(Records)

* start *

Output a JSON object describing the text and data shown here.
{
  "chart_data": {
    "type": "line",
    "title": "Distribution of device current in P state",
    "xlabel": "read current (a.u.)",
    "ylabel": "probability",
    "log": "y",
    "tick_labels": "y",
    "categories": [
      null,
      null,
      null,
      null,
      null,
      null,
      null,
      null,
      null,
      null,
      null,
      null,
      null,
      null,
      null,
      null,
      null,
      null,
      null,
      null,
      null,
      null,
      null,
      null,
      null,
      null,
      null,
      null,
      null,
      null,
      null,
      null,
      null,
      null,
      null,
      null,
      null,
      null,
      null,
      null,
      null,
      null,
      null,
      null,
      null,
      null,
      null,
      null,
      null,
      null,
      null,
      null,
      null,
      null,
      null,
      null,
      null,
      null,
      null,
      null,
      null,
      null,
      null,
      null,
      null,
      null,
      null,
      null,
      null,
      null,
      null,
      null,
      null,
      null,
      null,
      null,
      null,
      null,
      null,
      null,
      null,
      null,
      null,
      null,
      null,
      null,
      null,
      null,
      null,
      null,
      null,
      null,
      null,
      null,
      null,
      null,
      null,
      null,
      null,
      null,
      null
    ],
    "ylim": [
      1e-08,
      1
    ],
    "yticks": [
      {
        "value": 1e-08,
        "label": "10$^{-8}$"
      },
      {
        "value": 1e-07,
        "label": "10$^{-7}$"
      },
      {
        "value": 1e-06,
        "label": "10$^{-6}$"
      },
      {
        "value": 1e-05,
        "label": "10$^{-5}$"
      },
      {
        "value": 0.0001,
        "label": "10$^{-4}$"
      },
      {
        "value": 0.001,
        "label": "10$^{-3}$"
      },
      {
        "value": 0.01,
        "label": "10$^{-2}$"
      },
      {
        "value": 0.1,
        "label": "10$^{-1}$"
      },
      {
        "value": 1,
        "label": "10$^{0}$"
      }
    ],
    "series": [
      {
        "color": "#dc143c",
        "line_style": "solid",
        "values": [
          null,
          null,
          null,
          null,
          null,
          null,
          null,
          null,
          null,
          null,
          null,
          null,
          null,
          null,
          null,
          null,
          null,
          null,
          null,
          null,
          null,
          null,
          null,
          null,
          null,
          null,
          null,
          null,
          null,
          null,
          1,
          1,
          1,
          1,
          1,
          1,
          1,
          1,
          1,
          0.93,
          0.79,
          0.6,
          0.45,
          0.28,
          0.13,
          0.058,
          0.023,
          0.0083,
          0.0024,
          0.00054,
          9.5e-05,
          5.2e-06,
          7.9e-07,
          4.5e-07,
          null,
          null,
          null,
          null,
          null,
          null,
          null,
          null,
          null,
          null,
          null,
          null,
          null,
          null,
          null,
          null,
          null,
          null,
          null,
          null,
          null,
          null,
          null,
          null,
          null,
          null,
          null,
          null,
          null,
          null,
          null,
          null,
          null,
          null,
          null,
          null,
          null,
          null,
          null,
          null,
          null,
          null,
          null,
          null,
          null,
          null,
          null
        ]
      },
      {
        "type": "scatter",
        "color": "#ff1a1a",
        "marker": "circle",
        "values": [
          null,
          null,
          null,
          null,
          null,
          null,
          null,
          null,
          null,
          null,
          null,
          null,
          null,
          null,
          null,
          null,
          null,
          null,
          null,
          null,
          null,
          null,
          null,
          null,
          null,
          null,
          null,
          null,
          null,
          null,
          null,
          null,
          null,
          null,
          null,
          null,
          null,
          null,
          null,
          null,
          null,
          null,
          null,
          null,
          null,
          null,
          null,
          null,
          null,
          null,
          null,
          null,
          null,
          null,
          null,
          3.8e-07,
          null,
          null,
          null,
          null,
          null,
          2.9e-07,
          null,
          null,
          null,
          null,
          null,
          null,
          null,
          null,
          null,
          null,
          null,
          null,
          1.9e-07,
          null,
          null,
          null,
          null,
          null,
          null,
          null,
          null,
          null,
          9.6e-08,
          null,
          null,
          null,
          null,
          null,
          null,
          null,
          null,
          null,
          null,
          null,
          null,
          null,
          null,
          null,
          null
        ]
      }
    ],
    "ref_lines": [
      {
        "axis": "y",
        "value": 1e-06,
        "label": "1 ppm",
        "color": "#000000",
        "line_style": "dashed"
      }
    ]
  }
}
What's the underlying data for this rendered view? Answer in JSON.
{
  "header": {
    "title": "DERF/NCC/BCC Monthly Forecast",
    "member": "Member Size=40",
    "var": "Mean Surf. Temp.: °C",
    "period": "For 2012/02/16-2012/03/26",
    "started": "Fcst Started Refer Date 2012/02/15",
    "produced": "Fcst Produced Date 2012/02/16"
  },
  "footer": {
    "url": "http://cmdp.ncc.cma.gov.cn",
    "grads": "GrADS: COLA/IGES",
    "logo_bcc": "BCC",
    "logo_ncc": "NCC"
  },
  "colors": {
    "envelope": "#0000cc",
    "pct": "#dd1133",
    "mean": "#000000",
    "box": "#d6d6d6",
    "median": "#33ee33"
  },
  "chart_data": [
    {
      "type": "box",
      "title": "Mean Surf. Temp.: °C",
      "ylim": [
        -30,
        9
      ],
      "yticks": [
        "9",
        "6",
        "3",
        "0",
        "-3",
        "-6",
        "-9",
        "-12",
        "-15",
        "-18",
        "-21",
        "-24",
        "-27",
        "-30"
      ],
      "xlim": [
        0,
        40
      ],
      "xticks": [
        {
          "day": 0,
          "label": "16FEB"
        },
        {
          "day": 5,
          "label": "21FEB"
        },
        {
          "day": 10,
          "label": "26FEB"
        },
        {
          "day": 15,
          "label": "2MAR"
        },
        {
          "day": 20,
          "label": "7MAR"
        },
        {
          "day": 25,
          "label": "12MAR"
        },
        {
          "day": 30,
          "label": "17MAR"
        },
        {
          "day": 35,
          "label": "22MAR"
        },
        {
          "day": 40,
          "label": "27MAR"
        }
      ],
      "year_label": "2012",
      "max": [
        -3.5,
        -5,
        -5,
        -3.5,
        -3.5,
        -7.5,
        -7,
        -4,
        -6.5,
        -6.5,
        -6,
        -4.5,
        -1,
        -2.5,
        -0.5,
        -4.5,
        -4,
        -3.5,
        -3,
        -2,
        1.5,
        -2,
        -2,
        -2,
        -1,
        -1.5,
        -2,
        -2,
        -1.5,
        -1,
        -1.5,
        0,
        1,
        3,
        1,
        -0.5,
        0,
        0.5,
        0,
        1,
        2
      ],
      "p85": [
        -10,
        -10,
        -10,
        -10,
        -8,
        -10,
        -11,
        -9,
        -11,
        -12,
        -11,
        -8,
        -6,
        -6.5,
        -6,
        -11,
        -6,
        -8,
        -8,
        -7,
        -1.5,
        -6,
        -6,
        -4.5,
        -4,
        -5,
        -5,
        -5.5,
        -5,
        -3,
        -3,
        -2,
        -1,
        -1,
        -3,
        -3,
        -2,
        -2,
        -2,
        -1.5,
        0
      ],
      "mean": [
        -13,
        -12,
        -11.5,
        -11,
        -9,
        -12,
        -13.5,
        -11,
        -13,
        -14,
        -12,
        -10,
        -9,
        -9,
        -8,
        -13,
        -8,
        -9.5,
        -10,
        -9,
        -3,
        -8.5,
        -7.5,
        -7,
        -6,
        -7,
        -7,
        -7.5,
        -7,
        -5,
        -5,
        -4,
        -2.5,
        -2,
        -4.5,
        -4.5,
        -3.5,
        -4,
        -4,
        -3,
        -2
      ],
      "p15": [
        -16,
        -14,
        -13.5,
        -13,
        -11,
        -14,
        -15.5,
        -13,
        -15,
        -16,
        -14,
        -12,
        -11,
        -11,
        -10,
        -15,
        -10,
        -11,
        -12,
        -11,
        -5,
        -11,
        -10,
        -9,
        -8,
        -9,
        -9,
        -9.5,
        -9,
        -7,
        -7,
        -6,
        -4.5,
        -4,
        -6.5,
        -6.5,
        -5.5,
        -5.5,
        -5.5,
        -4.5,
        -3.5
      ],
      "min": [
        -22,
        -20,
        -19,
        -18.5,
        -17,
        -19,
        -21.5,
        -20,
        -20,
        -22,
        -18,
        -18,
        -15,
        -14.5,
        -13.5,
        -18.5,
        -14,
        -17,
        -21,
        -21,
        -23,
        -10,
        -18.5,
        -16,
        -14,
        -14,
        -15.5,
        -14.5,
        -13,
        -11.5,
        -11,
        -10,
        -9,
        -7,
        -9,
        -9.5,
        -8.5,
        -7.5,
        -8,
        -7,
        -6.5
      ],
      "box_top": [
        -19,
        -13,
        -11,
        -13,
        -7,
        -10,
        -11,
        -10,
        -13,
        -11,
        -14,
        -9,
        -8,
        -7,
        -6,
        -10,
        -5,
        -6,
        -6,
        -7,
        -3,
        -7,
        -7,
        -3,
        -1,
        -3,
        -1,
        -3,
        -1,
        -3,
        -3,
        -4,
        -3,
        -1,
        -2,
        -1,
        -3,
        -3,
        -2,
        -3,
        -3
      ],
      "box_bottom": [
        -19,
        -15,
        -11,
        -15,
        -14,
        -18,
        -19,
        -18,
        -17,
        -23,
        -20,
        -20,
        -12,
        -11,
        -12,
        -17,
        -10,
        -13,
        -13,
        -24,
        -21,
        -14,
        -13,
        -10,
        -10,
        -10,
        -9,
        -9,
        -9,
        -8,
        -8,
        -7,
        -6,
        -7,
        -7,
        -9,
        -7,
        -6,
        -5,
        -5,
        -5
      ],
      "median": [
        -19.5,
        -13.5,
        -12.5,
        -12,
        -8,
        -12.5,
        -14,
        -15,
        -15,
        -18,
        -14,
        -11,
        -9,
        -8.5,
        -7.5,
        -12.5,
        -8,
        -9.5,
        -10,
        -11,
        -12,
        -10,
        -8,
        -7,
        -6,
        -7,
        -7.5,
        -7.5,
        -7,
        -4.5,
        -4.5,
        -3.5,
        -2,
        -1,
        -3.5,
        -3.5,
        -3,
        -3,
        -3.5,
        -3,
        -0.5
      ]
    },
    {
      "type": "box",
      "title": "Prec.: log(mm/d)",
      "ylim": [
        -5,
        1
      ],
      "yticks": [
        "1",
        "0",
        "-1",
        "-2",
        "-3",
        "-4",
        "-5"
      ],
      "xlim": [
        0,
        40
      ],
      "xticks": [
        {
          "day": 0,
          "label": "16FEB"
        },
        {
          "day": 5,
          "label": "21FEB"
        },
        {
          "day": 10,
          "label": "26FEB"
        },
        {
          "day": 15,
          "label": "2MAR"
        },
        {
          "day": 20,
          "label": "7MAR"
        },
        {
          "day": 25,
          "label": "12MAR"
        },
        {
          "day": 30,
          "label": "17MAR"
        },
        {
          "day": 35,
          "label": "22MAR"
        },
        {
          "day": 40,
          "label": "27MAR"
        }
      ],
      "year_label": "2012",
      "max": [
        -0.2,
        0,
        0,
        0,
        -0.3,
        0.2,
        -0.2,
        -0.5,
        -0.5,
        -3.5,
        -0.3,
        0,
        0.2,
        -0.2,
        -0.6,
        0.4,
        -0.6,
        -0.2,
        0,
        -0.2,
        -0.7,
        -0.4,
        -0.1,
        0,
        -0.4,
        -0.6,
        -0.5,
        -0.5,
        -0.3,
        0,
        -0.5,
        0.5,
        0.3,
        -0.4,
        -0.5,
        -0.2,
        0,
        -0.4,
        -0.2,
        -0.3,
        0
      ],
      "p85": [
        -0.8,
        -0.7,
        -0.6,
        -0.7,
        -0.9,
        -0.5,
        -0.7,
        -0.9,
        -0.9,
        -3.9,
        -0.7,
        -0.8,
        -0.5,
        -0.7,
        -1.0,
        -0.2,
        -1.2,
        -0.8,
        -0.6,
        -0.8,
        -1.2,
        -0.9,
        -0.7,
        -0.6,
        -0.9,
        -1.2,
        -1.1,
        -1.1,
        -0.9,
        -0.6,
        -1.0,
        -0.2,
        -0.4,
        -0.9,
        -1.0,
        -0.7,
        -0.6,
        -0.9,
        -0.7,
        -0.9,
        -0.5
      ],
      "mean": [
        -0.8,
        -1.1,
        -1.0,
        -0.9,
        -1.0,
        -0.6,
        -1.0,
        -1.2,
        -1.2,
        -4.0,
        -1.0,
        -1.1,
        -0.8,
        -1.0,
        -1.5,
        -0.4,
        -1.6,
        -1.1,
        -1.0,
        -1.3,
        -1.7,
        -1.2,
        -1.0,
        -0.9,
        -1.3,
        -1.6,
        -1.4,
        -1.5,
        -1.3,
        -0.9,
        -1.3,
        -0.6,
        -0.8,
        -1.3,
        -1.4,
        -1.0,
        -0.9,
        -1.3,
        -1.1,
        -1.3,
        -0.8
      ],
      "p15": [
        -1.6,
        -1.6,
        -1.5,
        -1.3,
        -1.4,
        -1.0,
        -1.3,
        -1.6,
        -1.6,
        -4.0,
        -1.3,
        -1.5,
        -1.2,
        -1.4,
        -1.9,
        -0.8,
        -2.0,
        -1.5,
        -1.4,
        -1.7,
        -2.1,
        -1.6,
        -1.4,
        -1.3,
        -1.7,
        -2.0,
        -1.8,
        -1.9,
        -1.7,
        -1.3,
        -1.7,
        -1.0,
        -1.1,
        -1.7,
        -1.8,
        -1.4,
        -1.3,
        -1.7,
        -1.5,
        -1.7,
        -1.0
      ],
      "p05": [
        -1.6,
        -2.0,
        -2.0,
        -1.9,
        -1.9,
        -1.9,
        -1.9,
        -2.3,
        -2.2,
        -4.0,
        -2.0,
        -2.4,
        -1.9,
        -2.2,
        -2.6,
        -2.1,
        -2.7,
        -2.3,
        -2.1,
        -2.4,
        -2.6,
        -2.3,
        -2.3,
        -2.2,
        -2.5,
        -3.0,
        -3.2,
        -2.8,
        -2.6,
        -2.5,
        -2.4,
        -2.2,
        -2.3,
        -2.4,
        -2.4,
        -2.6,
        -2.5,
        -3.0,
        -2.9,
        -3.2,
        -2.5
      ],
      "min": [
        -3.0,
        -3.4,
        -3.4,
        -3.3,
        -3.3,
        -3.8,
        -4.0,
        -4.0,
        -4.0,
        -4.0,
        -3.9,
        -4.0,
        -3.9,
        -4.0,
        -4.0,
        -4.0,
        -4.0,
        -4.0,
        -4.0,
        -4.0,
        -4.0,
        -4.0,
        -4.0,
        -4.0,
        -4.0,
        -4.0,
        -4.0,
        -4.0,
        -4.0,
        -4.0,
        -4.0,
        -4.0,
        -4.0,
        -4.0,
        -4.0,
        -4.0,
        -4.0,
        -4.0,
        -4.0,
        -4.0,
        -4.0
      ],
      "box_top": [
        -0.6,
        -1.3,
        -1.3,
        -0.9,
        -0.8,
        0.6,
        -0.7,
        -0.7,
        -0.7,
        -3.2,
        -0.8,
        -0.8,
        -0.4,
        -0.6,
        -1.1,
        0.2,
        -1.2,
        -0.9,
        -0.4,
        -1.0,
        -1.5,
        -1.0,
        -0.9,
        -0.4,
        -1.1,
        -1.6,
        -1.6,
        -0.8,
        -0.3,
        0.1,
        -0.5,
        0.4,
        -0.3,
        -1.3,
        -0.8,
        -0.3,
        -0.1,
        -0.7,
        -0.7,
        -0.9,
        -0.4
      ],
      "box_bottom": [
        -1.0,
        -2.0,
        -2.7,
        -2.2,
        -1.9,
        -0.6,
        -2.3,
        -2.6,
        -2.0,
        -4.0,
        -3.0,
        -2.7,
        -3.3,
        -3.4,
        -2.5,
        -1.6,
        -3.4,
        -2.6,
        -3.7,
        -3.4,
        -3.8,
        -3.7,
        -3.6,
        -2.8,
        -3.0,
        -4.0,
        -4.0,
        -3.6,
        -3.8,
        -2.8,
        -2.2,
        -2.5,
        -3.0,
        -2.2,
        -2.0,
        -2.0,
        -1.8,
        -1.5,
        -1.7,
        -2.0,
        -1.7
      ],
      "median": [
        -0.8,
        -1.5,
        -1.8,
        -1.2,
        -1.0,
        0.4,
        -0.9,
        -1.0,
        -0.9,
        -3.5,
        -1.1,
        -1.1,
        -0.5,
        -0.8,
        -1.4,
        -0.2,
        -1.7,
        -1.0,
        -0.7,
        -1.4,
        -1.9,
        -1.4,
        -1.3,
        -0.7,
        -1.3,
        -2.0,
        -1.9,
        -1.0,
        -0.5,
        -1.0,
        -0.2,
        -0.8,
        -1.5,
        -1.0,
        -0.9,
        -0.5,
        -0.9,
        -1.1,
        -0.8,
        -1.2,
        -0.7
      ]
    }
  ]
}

* end *

TASK DIRECTIONS:
Each line above that includes "title" should be shown.

ANSWER TO THE TASK:
    "title": "Distribution of device current in P state",
    "title": "DERF/NCC/BCC Monthly Forecast",
      "title": "Mean Surf. Temp.: °C",
      "title": "Prec.: log(mm/d)",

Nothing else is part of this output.